GIVEN EXERCISE:
Write every record out again exactly as given.

(Data entries for graphics)
_ _ _ _ _
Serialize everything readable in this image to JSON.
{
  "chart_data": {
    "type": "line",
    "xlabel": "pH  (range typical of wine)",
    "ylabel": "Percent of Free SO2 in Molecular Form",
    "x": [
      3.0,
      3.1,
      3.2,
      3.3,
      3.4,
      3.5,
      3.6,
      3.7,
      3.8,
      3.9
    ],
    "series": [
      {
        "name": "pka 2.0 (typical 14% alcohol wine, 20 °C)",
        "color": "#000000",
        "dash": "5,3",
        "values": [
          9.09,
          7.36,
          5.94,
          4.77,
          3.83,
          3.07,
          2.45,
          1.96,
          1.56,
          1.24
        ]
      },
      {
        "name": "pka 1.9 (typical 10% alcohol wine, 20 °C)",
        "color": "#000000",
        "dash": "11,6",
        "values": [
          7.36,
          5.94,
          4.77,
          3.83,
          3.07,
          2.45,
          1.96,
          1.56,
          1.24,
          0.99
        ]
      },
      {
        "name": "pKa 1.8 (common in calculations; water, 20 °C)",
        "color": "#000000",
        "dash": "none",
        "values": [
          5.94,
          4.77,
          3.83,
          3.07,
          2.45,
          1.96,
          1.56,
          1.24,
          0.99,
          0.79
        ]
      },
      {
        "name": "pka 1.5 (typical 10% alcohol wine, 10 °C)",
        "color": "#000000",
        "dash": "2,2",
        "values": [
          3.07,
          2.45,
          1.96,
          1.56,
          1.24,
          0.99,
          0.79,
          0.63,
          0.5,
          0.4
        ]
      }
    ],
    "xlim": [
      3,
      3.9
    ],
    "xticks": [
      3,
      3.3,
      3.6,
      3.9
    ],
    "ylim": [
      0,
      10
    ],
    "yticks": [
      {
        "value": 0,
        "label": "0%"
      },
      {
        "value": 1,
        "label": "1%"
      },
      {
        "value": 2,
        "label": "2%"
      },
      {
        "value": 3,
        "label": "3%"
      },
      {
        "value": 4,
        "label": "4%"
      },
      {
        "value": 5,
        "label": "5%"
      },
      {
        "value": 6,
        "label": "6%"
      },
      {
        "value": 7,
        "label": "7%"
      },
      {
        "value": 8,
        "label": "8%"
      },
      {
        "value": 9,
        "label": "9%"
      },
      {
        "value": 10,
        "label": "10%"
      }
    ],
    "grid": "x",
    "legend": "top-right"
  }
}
_ _ _ _ _
EXPECTED ANSWER:
Serialize everything readable in this image to JSON.
{
  "chart_data": {
    "type": "line",
    "xlabel": "pH  (range typical of wine)",
    "ylabel": "Percent of Free SO2 in Molecular Form",
    "x": [
      3.0,
      3.1,
      3.2,
      3.3,
      3.4,
      3.5,
      3.6,
      3.7,
      3.8,
      3.9
    ],
    "series": [
      {
        "name": "pka 2.0 (typical 14% alcohol wine, 20 °C)",
        "color": "#000000",
        "dash": "5,3",
        "values": [
          9.09,
          7.36,
          5.94,
          4.77,
          3.83,
          3.07,
          2.45,
          1.96,
          1.56,
          1.24
        ]
      },
      {
        "name": "pka 1.9 (typical 10% alcohol wine, 20 °C)",
        "color": "#000000",
        "dash": "11,6",
        "values": [
          7.36,
          5.94,
          4.77,
          3.83,
          3.07,
          2.45,
          1.96,
          1.56,
          1.24,
          0.99
        ]
      },
      {
        "name": "pKa 1.8 (common in calculations; water, 20 °C)",
        "color": "#000000",
        "dash": "none",
        "values": [
          5.94,
          4.77,
          3.83,
          3.07,
          2.45,
          1.96,
          1.56,
          1.24,
          0.99,
          0.79
        ]
      },
      {
        "name": "pka 1.5 (typical 10% alcohol wine, 10 °C)",
        "color": "#000000",
        "dash": "2,2",
        "values": [
          3.07,
          2.45,
          1.96,
          1.56,
          1.24,
          0.99,
          0.79,
          0.63,
          0.5,
          0.4
        ]
      }
    ],
    "xlim": [
      3,
      3.9
    ],
    "xticks": [
      3,
      3.3,
      3.6,
      3.9
    ],
    "ylim": [
      0,
      10
    ],
    "yticks": [
      {
        "value": 0,
        "label": "0%"
      },
      {
        "value": 1,
        "label": "1%"
      },
      {
        "value": 2,
        "label": "2%"
      },
      {
        "value": 3,
        "label": "3%"
      },
      {
        "value": 4,
        "label": "4%"
      },
      {
        "value": 5,
        "label": "5%"
      },
      {
        "value": 6,
        "label": "6%"
      },
      {
        "value": 7,
        "label": "7%"
      },
      {
        "value": 8,
        "label": "8%"
      },
      {
        "value": 9,
        "label": "9%"
      },
      {
        "value": 10,
        "label": "10%"
      }
    ],
    "grid": "x",
    "legend": "top-right"
  }
}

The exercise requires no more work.